Data to use:

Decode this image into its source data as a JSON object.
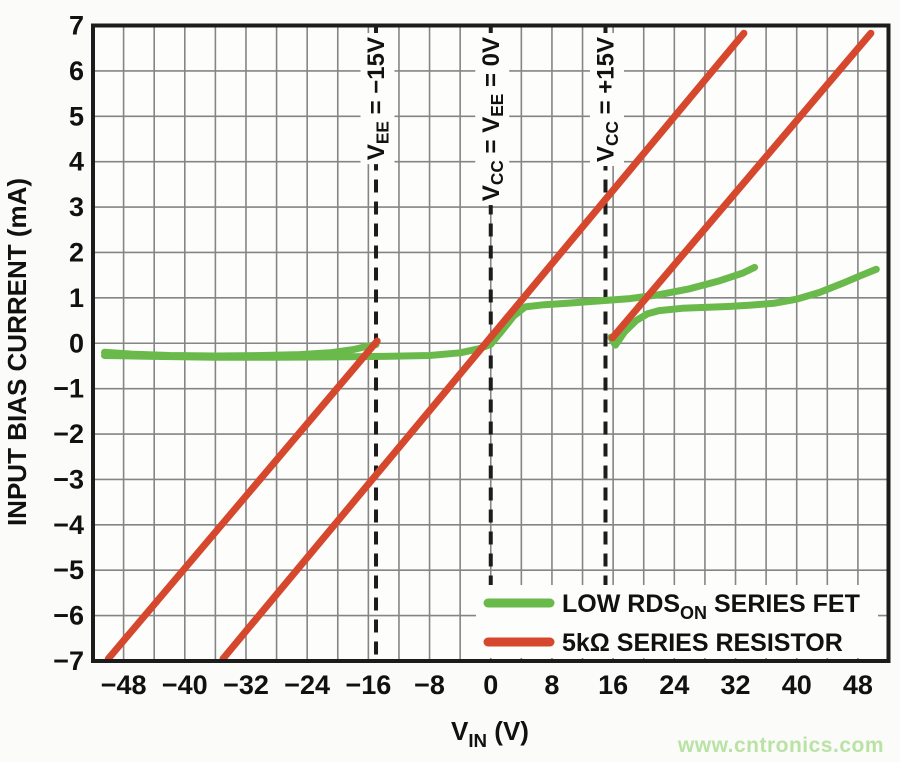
{
  "watermark": "www.cntronics.com",
  "colors": {
    "green": "#69b94b",
    "red": "#d6482d",
    "grid": "#858585",
    "axis": "#1c1c1c",
    "text": "#111111",
    "plot_bg": "#fdfdfc",
    "legend_bg": "#fdfdfc",
    "watermark": "#b9e3a4"
  },
  "chart_data": {
    "type": "line",
    "title": "",
    "ylabel": "INPUT BIAS CURRENT (mA)",
    "xlabel_parts": [
      {
        "t": "V"
      },
      {
        "s": "IN"
      },
      {
        "t": " (V)"
      }
    ],
    "xlim": [
      -52,
      52
    ],
    "ylim": [
      -7,
      7
    ],
    "x_grid_step": 4,
    "y_grid_step": 1,
    "grid": true,
    "x_tick_values": [
      -48,
      -40,
      -32,
      -24,
      -16,
      -8,
      0,
      8,
      16,
      24,
      32,
      40,
      48
    ],
    "x_tick_labels": [
      "−48",
      "−40",
      "−32",
      "−24",
      "−16",
      "−8",
      "0",
      "8",
      "16",
      "24",
      "32",
      "40",
      "48"
    ],
    "y_tick_values": [
      7,
      6,
      5,
      4,
      3,
      2,
      1,
      0,
      -1,
      -2,
      -3,
      -4,
      -5,
      -6,
      -7
    ],
    "y_tick_labels": [
      "7",
      "6",
      "5",
      "4",
      "3",
      "2",
      "1",
      "0",
      "−1",
      "−2",
      "−3",
      "−4",
      "−5",
      "−6",
      "−7"
    ],
    "vlines": [
      {
        "x": -15,
        "label_parts": [
          {
            "t": "V"
          },
          {
            "s": "EE"
          },
          {
            "t": " = −15V"
          }
        ]
      },
      {
        "x": 0,
        "label_parts": [
          {
            "t": "V"
          },
          {
            "s": "CC"
          },
          {
            "t": " = V"
          },
          {
            "s": "EE"
          },
          {
            "t": " = 0V"
          }
        ]
      },
      {
        "x": 15,
        "label_parts": [
          {
            "t": "V"
          },
          {
            "s": "CC"
          },
          {
            "t": " = +15V"
          }
        ]
      }
    ],
    "legend_position": "inside-bottom-right",
    "series": [
      {
        "id": "fet",
        "name_parts": [
          {
            "t": "LOW RDS"
          },
          {
            "s": "ON"
          },
          {
            "t": " SERIES FET"
          }
        ],
        "color_key": "green",
        "segments": [
          [
            [
              -50.5,
              -0.2
            ],
            [
              -47,
              -0.24
            ],
            [
              -42,
              -0.27
            ],
            [
              -36,
              -0.28
            ],
            [
              -30,
              -0.27
            ],
            [
              -25,
              -0.25
            ],
            [
              -21,
              -0.21
            ],
            [
              -18,
              -0.14
            ],
            [
              -16.2,
              -0.07
            ],
            [
              -15,
              -0.03
            ]
          ],
          [
            [
              -50.5,
              -0.27
            ],
            [
              -44,
              -0.29
            ],
            [
              -36,
              -0.31
            ],
            [
              -28,
              -0.31
            ],
            [
              -20,
              -0.3
            ],
            [
              -14,
              -0.29
            ],
            [
              -8,
              -0.27
            ],
            [
              -4,
              -0.21
            ],
            [
              -1.5,
              -0.12
            ],
            [
              0,
              -0.02
            ],
            [
              1.5,
              0.28
            ],
            [
              3,
              0.6
            ],
            [
              4.5,
              0.8
            ],
            [
              7,
              0.85
            ],
            [
              10,
              0.88
            ],
            [
              14,
              0.93
            ],
            [
              18,
              0.98
            ],
            [
              22,
              1.07
            ],
            [
              26,
              1.2
            ],
            [
              30,
              1.38
            ],
            [
              33,
              1.55
            ],
            [
              34.5,
              1.67
            ]
          ],
          [
            [
              15.7,
              0.13
            ],
            [
              16.3,
              -0.04
            ],
            [
              17.5,
              0.25
            ],
            [
              19,
              0.5
            ],
            [
              20.5,
              0.65
            ],
            [
              22,
              0.72
            ],
            [
              25,
              0.77
            ],
            [
              28,
              0.79
            ],
            [
              31,
              0.81
            ],
            [
              34,
              0.84
            ],
            [
              37,
              0.88
            ],
            [
              40,
              0.97
            ],
            [
              43,
              1.12
            ],
            [
              46,
              1.32
            ],
            [
              48.5,
              1.5
            ],
            [
              50.4,
              1.63
            ]
          ]
        ]
      },
      {
        "id": "resistor",
        "name_parts": [
          {
            "t": "5kΩ SERIES RESISTOR"
          }
        ],
        "color_key": "red",
        "segments": [
          [
            [
              -50.0,
              -6.95
            ],
            [
              -14.85,
              0.05
            ]
          ],
          [
            [
              -35.0,
              -6.95
            ],
            [
              33.1,
              6.83
            ]
          ],
          [
            [
              15.9,
              0.12
            ],
            [
              49.7,
              6.83
            ]
          ]
        ]
      }
    ]
  }
}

Brief: Omit pictures; set down the rest of the material word for word.

Answer below:
Decode this image into its source data as a JSON object.
{
  "watermark": "www.cntronics.com",
  "colors": {
    "green": "#69b94b",
    "red": "#d6482d",
    "grid": "#858585",
    "axis": "#1c1c1c",
    "text": "#111111",
    "plot_bg": "#fdfdfc",
    "legend_bg": "#fdfdfc",
    "watermark": "#b9e3a4"
  },
  "chart_data": {
    "type": "line",
    "title": "",
    "ylabel": "INPUT BIAS CURRENT (mA)",
    "xlabel_parts": [
      {
        "t": "V"
      },
      {
        "s": "IN"
      },
      {
        "t": " (V)"
      }
    ],
    "xlim": [
      -52,
      52
    ],
    "ylim": [
      -7,
      7
    ],
    "x_grid_step": 4,
    "y_grid_step": 1,
    "grid": true,
    "x_tick_values": [
      -48,
      -40,
      -32,
      -24,
      -16,
      -8,
      0,
      8,
      16,
      24,
      32,
      40,
      48
    ],
    "x_tick_labels": [
      "−48",
      "−40",
      "−32",
      "−24",
      "−16",
      "−8",
      "0",
      "8",
      "16",
      "24",
      "32",
      "40",
      "48"
    ],
    "y_tick_values": [
      7,
      6,
      5,
      4,
      3,
      2,
      1,
      0,
      -1,
      -2,
      -3,
      -4,
      -5,
      -6,
      -7
    ],
    "y_tick_labels": [
      "7",
      "6",
      "5",
      "4",
      "3",
      "2",
      "1",
      "0",
      "−1",
      "−2",
      "−3",
      "−4",
      "−5",
      "−6",
      "−7"
    ],
    "vlines": [
      {
        "x": -15,
        "label_parts": [
          {
            "t": "V"
          },
          {
            "s": "EE"
          },
          {
            "t": " = −15V"
          }
        ]
      },
      {
        "x": 0,
        "label_parts": [
          {
            "t": "V"
          },
          {
            "s": "CC"
          },
          {
            "t": " = V"
          },
          {
            "s": "EE"
          },
          {
            "t": " = 0V"
          }
        ]
      },
      {
        "x": 15,
        "label_parts": [
          {
            "t": "V"
          },
          {
            "s": "CC"
          },
          {
            "t": " = +15V"
          }
        ]
      }
    ],
    "legend_position": "inside-bottom-right",
    "series": [
      {
        "id": "fet",
        "name_parts": [
          {
            "t": "LOW RDS"
          },
          {
            "s": "ON"
          },
          {
            "t": " SERIES FET"
          }
        ],
        "color_key": "green",
        "segments": [
          [
            [
              -50.5,
              -0.2
            ],
            [
              -47,
              -0.24
            ],
            [
              -42,
              -0.27
            ],
            [
              -36,
              -0.28
            ],
            [
              -30,
              -0.27
            ],
            [
              -25,
              -0.25
            ],
            [
              -21,
              -0.21
            ],
            [
              -18,
              -0.14
            ],
            [
              -16.2,
              -0.07
            ],
            [
              -15,
              -0.03
            ]
          ],
          [
            [
              -50.5,
              -0.27
            ],
            [
              -44,
              -0.29
            ],
            [
              -36,
              -0.31
            ],
            [
              -28,
              -0.31
            ],
            [
              -20,
              -0.3
            ],
            [
              -14,
              -0.29
            ],
            [
              -8,
              -0.27
            ],
            [
              -4,
              -0.21
            ],
            [
              -1.5,
              -0.12
            ],
            [
              0,
              -0.02
            ],
            [
              1.5,
              0.28
            ],
            [
              3,
              0.6
            ],
            [
              4.5,
              0.8
            ],
            [
              7,
              0.85
            ],
            [
              10,
              0.88
            ],
            [
              14,
              0.93
            ],
            [
              18,
              0.98
            ],
            [
              22,
              1.07
            ],
            [
              26,
              1.2
            ],
            [
              30,
              1.38
            ],
            [
              33,
              1.55
            ],
            [
              34.5,
              1.67
            ]
          ],
          [
            [
              15.7,
              0.13
            ],
            [
              16.3,
              -0.04
            ],
            [
              17.5,
              0.25
            ],
            [
              19,
              0.5
            ],
            [
              20.5,
              0.65
            ],
            [
              22,
              0.72
            ],
            [
              25,
              0.77
            ],
            [
              28,
              0.79
            ],
            [
              31,
              0.81
            ],
            [
              34,
              0.84
            ],
            [
              37,
              0.88
            ],
            [
              40,
              0.97
            ],
            [
              43,
              1.12
            ],
            [
              46,
              1.32
            ],
            [
              48.5,
              1.5
            ],
            [
              50.4,
              1.63
            ]
          ]
        ]
      },
      {
        "id": "resistor",
        "name_parts": [
          {
            "t": "5kΩ SERIES RESISTOR"
          }
        ],
        "color_key": "red",
        "segments": [
          [
            [
              -50.0,
              -6.95
            ],
            [
              -14.85,
              0.05
            ]
          ],
          [
            [
              -35.0,
              -6.95
            ],
            [
              33.1,
              6.83
            ]
          ],
          [
            [
              15.9,
              0.12
            ],
            [
              49.7,
              6.83
            ]
          ]
        ]
      }
    ]
  }
}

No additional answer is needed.